- **YOUR OBJECTIVE**: Reproduce the full set of records that follow, exactly as shown.
▬▬▬▬▬▬▬▬▬▬
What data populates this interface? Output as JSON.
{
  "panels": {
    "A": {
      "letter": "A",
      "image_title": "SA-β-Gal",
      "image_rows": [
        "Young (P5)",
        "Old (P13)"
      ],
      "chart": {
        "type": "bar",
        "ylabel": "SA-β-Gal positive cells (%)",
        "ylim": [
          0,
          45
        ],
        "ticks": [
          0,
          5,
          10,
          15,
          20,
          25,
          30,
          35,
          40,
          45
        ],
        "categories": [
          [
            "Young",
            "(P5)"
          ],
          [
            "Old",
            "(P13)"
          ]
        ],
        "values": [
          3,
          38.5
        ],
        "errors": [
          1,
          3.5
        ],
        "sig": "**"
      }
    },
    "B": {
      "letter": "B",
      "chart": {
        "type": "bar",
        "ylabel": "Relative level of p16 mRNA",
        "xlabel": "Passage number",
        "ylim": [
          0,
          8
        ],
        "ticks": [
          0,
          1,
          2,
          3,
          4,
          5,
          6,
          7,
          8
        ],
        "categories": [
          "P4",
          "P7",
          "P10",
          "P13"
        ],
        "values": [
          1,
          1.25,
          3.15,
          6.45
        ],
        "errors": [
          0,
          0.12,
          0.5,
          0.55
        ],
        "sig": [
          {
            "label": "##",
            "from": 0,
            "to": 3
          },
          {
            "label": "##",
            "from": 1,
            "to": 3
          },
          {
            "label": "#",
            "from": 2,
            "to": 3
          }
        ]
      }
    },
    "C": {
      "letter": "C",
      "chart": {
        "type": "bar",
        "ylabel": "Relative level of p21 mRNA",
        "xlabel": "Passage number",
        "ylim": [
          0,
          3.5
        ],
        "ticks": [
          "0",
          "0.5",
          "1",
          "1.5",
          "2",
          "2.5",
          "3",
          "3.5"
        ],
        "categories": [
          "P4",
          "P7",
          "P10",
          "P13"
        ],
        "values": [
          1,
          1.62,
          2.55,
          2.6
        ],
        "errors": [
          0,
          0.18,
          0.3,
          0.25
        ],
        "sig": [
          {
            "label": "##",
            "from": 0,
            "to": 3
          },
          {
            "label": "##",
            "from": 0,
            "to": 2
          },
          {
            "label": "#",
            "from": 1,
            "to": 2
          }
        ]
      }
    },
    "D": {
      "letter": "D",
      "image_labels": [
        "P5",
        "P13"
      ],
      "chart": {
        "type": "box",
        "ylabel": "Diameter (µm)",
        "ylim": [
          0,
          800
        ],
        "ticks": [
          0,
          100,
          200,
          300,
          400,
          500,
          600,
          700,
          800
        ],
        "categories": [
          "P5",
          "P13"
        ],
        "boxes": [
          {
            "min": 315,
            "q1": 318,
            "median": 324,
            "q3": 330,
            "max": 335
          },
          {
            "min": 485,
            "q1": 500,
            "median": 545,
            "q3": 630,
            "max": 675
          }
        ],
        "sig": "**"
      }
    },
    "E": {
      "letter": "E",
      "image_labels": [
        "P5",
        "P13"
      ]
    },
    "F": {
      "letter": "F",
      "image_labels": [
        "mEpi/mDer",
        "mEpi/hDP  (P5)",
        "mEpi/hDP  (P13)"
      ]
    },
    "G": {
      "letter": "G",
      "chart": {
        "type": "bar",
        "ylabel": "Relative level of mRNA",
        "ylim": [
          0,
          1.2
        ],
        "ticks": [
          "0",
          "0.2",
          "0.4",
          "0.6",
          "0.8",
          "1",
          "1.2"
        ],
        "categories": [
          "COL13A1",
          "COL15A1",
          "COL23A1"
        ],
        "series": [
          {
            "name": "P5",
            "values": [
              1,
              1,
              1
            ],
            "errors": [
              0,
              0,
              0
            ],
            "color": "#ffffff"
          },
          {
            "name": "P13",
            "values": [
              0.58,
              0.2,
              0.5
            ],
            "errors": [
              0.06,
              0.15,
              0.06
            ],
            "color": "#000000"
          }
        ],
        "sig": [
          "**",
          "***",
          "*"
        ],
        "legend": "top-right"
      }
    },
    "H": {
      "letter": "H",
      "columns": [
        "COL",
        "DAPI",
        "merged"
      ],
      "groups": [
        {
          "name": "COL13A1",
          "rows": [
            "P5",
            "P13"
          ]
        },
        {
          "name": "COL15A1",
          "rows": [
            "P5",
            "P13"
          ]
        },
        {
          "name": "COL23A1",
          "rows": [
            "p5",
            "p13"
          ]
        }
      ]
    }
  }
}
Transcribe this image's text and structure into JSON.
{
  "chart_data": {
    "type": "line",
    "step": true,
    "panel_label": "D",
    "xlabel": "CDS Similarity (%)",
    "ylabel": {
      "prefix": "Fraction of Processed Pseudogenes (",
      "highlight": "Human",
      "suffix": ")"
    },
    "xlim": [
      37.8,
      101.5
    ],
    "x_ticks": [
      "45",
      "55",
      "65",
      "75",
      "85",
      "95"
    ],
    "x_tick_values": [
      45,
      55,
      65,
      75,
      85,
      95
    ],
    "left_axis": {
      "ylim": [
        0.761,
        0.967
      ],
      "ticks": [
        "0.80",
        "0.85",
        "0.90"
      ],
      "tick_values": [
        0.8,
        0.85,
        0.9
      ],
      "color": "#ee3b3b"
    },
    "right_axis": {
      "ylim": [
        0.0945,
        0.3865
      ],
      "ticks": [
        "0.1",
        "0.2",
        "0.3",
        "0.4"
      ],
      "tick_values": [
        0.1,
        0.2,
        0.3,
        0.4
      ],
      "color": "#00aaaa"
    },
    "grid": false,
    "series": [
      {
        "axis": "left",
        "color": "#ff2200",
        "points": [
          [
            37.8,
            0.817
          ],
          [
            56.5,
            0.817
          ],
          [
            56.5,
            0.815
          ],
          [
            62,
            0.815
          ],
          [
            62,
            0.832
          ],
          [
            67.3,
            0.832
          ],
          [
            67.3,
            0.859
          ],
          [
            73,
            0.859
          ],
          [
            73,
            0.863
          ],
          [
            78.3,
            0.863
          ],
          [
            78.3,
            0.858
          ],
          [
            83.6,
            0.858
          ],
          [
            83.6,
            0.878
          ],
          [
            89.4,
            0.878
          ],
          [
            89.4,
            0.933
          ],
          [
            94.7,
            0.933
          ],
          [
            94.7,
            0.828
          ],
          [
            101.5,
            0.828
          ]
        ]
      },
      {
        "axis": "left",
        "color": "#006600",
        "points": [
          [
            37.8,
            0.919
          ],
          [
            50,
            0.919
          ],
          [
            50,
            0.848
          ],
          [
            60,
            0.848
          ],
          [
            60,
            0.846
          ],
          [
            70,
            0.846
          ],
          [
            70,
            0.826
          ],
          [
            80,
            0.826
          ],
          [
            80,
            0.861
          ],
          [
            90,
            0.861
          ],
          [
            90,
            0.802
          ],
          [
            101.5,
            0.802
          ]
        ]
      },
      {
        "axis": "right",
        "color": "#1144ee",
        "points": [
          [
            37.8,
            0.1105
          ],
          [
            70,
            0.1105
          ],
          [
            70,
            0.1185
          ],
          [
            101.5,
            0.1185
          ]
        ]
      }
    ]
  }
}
▬▬▬▬▬▬▬▬▬▬
- **SOLUTION TO THIS TASK**:
What data populates this interface? Output as JSON.
{
  "panels": {
    "A": {
      "letter": "A",
      "image_title": "SA-β-Gal",
      "image_rows": [
        "Young (P5)",
        "Old (P13)"
      ],
      "chart": {
        "type": "bar",
        "ylabel": "SA-β-Gal positive cells (%)",
        "ylim": [
          0,
          45
        ],
        "ticks": [
          0,
          5,
          10,
          15,
          20,
          25,
          30,
          35,
          40,
          45
        ],
        "categories": [
          [
            "Young",
            "(P5)"
          ],
          [
            "Old",
            "(P13)"
          ]
        ],
        "values": [
          3,
          38.5
        ],
        "errors": [
          1,
          3.5
        ],
        "sig": "**"
      }
    },
    "B": {
      "letter": "B",
      "chart": {
        "type": "bar",
        "ylabel": "Relative level of p16 mRNA",
        "xlabel": "Passage number",
        "ylim": [
          0,
          8
        ],
        "ticks": [
          0,
          1,
          2,
          3,
          4,
          5,
          6,
          7,
          8
        ],
        "categories": [
          "P4",
          "P7",
          "P10",
          "P13"
        ],
        "values": [
          1,
          1.25,
          3.15,
          6.45
        ],
        "errors": [
          0,
          0.12,
          0.5,
          0.55
        ],
        "sig": [
          {
            "label": "##",
            "from": 0,
            "to": 3
          },
          {
            "label": "##",
            "from": 1,
            "to": 3
          },
          {
            "label": "#",
            "from": 2,
            "to": 3
          }
        ]
      }
    },
    "C": {
      "letter": "C",
      "chart": {
        "type": "bar",
        "ylabel": "Relative level of p21 mRNA",
        "xlabel": "Passage number",
        "ylim": [
          0,
          3.5
        ],
        "ticks": [
          "0",
          "0.5",
          "1",
          "1.5",
          "2",
          "2.5",
          "3",
          "3.5"
        ],
        "categories": [
          "P4",
          "P7",
          "P10",
          "P13"
        ],
        "values": [
          1,
          1.62,
          2.55,
          2.6
        ],
        "errors": [
          0,
          0.18,
          0.3,
          0.25
        ],
        "sig": [
          {
            "label": "##",
            "from": 0,
            "to": 3
          },
          {
            "label": "##",
            "from": 0,
            "to": 2
          },
          {
            "label": "#",
            "from": 1,
            "to": 2
          }
        ]
      }
    },
    "D": {
      "letter": "D",
      "image_labels": [
        "P5",
        "P13"
      ],
      "chart": {
        "type": "box",
        "ylabel": "Diameter (µm)",
        "ylim": [
          0,
          800
        ],
        "ticks": [
          0,
          100,
          200,
          300,
          400,
          500,
          600,
          700,
          800
        ],
        "categories": [
          "P5",
          "P13"
        ],
        "boxes": [
          {
            "min": 315,
            "q1": 318,
            "median": 324,
            "q3": 330,
            "max": 335
          },
          {
            "min": 485,
            "q1": 500,
            "median": 545,
            "q3": 630,
            "max": 675
          }
        ],
        "sig": "**"
      }
    },
    "E": {
      "letter": "E",
      "image_labels": [
        "P5",
        "P13"
      ]
    },
    "F": {
      "letter": "F",
      "image_labels": [
        "mEpi/mDer",
        "mEpi/hDP  (P5)",
        "mEpi/hDP  (P13)"
      ]
    },
    "G": {
      "letter": "G",
      "chart": {
        "type": "bar",
        "ylabel": "Relative level of mRNA",
        "ylim": [
          0,
          1.2
        ],
        "ticks": [
          "0",
          "0.2",
          "0.4",
          "0.6",
          "0.8",
          "1",
          "1.2"
        ],
        "categories": [
          "COL13A1",
          "COL15A1",
          "COL23A1"
        ],
        "series": [
          {
            "name": "P5",
            "values": [
              1,
              1,
              1
            ],
            "errors": [
              0,
              0,
              0
            ],
            "color": "#ffffff"
          },
          {
            "name": "P13",
            "values": [
              0.58,
              0.2,
              0.5
            ],
            "errors": [
              0.06,
              0.15,
              0.06
            ],
            "color": "#000000"
          }
        ],
        "sig": [
          "**",
          "***",
          "*"
        ],
        "legend": "top-right"
      }
    },
    "H": {
      "letter": "H",
      "columns": [
        "COL",
        "DAPI",
        "merged"
      ],
      "groups": [
        {
          "name": "COL13A1",
          "rows": [
            "P5",
            "P13"
          ]
        },
        {
          "name": "COL15A1",
          "rows": [
            "P5",
            "P13"
          ]
        },
        {
          "name": "COL23A1",
          "rows": [
            "p5",
            "p13"
          ]
        }
      ]
    }
  }
}
Transcribe this image's text and structure into JSON.
{
  "chart_data": {
    "type": "line",
    "step": true,
    "panel_label": "D",
    "xlabel": "CDS Similarity (%)",
    "ylabel": {
      "prefix": "Fraction of Processed Pseudogenes (",
      "highlight": "Human",
      "suffix": ")"
    },
    "xlim": [
      37.8,
      101.5
    ],
    "x_ticks": [
      "45",
      "55",
      "65",
      "75",
      "85",
      "95"
    ],
    "x_tick_values": [
      45,
      55,
      65,
      75,
      85,
      95
    ],
    "left_axis": {
      "ylim": [
        0.761,
        0.967
      ],
      "ticks": [
        "0.80",
        "0.85",
        "0.90"
      ],
      "tick_values": [
        0.8,
        0.85,
        0.9
      ],
      "color": "#ee3b3b"
    },
    "right_axis": {
      "ylim": [
        0.0945,
        0.3865
      ],
      "ticks": [
        "0.1",
        "0.2",
        "0.3",
        "0.4"
      ],
      "tick_values": [
        0.1,
        0.2,
        0.3,
        0.4
      ],
      "color": "#00aaaa"
    },
    "grid": false,
    "series": [
      {
        "axis": "left",
        "color": "#ff2200",
        "points": [
          [
            37.8,
            0.817
          ],
          [
            56.5,
            0.817
          ],
          [
            56.5,
            0.815
          ],
          [
            62,
            0.815
          ],
          [
            62,
            0.832
          ],
          [
            67.3,
            0.832
          ],
          [
            67.3,
            0.859
          ],
          [
            73,
            0.859
          ],
          [
            73,
            0.863
          ],
          [
            78.3,
            0.863
          ],
          [
            78.3,
            0.858
          ],
          [
            83.6,
            0.858
          ],
          [
            83.6,
            0.878
          ],
          [
            89.4,
            0.878
          ],
          [
            89.4,
            0.933
          ],
          [
            94.7,
            0.933
          ],
          [
            94.7,
            0.828
          ],
          [
            101.5,
            0.828
          ]
        ]
      },
      {
        "axis": "left",
        "color": "#006600",
        "points": [
          [
            37.8,
            0.919
          ],
          [
            50,
            0.919
          ],
          [
            50,
            0.848
          ],
          [
            60,
            0.848
          ],
          [
            60,
            0.846
          ],
          [
            70,
            0.846
          ],
          [
            70,
            0.826
          ],
          [
            80,
            0.826
          ],
          [
            80,
            0.861
          ],
          [
            90,
            0.861
          ],
          [
            90,
            0.802
          ],
          [
            101.5,
            0.802
          ]
        ]
      },
      {
        "axis": "right",
        "color": "#1144ee",
        "points": [
          [
            37.8,
            0.1105
          ],
          [
            70,
            0.1105
          ],
          [
            70,
            0.1185
          ],
          [
            101.5,
            0.1185
          ]
        ]
      }
    ]
  }
}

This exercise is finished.